**YOUR TASK**
Locate each line with the string "Destek" in the listing below and copy it.

**SUPPLIED DATA**
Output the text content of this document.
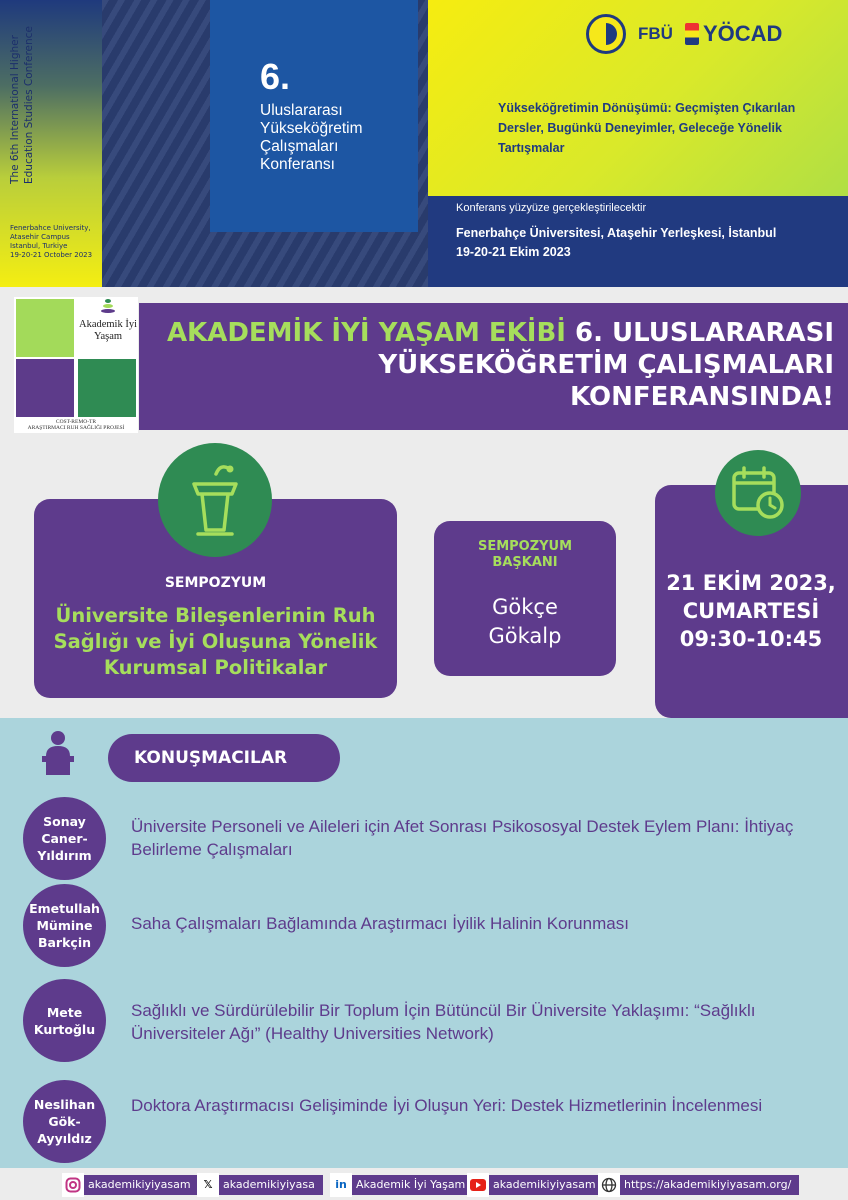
The 6th International Higher Education Studies Conference
Fenerbahce University,
Atasehir Campus
Istanbul, Turkiye
19-20-21 October 2023
6.
Uluslararası Yükseköğretim Çalışmaları Konferansı
FBÜ YÖCAD
Yükseköğretimin Dönüşümü: Geçmişten Çıkarılan Dersler, Bugünkü Deneyimler, Geleceğe Yönelik Tartışmalar
Konferans yüzyüze gerçekleştirilecektir
Fenerbahçe Üniversitesi, Ataşehir Yerleşkesi, İstanbul
19-20-21 Ekim 2023
Akademik İyi Yaşam
COST-REMO-TR
ARAŞTIRMACI RUH SAĞLIĞI PROJESİ
AKADEMİK İYİ YAŞAM EKİBİ 6. ULUSLARARASI YÜKSEKÖĞRETİM ÇALIŞMALARI KONFERANSINDA!
SEMPOZYUM
Üniversite Bileşenlerinin Ruh Sağlığı ve İyi Oluşuna Yönelik Kurumsal Politikalar
SEMPOZYUM BAŞKANI
Gökçe Gökalp
21 EKİM 2023, CUMARTESİ 09:30-10:45
KONUŞMACILAR
Sonay Caner-Yıldırım
Üniversite Personeli ve Aileleri için Afet Sonrası Psikososyal Destek Eylem Planı: İhtiyaç Belirleme Çalışmaları
Emetullah Mümine Barkçin
Saha Çalışmaları Bağlamında Araştırmacı İyilik Halinin Korunması
Mete Kurtoğlu
Sağlıklı ve Sürdürülebilir Bir Toplum İçin Bütüncül Bir Üniversite Yaklaşımı: “Sağlıklı Üniversiteler Ağı” (Healthy Universities Network)
Neslihan Gök-Ayyıldız
Doktora Araştırmacısı Gelişiminde İyi Oluşun Yeri: Destek Hizmetlerinin İncelenmesi
akademikiyiyasam	𝕏 akademikiyiyasa	in Akademik İyi Yaşam	akademikiyiyasam	https://akademikiyiyasam.org/
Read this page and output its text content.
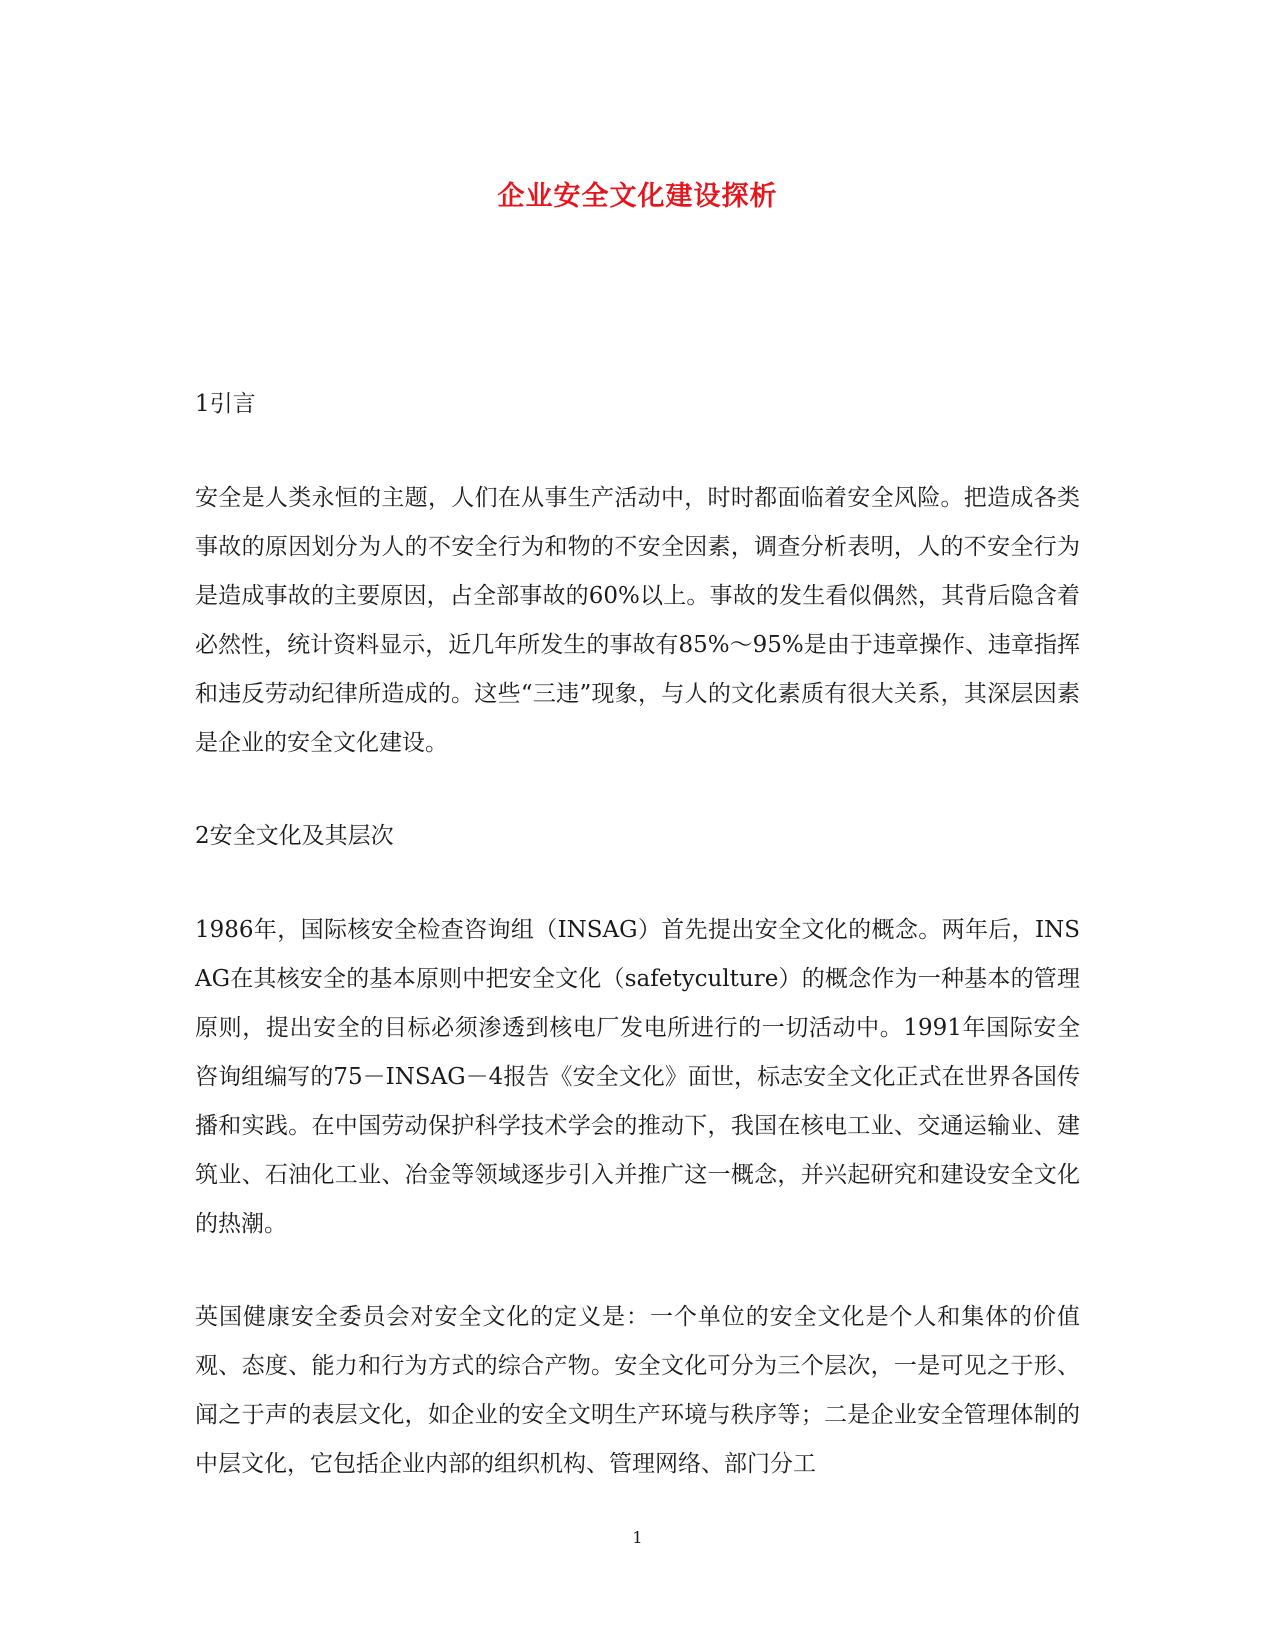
企业安全文化建设探析

1引言

安全是人类永恒的主题，人们在从事生产活动中，时时都面临着安全风险。把造成各类事故的原因划分为人的不安全行为和物的不安全因素，调查分析表明，人的不安全行为是造成事故的主要原因，占全部事故的60%以上。事故的发生看似偶然，其背后隐含着必然性，统计资料显示，近几年所发生的事故有85%～95%是由于违章操作、违章指挥和违反劳动纪律所造成的。这些“三违”现象，与人的文化素质有很大关系，其深层因素是企业的安全文化建设。

2安全文化及其层次

1986年，国际核安全检查咨询组（INSAG）首先提出安全文化的概念。两年后，INSAG在其核安全的基本原则中把安全文化（safetyculture）的概念作为一种基本的管理原则，提出安全的目标必须渗透到核电厂发电所进行的一切活动中。1991年国际安全咨询组编写的75－INSAG－4报告《安全文化》面世，标志安全文化正式在世界各国传播和实践。在中国劳动保护科学技术学会的推动下，我国在核电工业、交通运输业、建筑业、石油化工业、冶金等领域逐步引入并推广这一概念，并兴起研究和建设安全文化的热潮。

英国健康安全委员会对安全文化的定义是：一个单位的安全文化是个人和集体的价值观、态度、能力和行为方式的综合产物。安全文化可分为三个层次，一是可见之于形、闻之于声的表层文化，如企业的安全文明生产环境与秩序等；二是企业安全管理体制的中层文化，它包括企业内部的组织机构、管理网络、部门分工

1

**ANSWER**
Üniversite Personeli ve Aileleri için Afet Sonrası Psikososyal Destek Eylem Planı: İhtiyaç Belirleme Çalışmaları
Doktora Araştırmacısı Gelişiminde İyi Oluşun Yeri: Destek Hizmetlerinin İncelenmesi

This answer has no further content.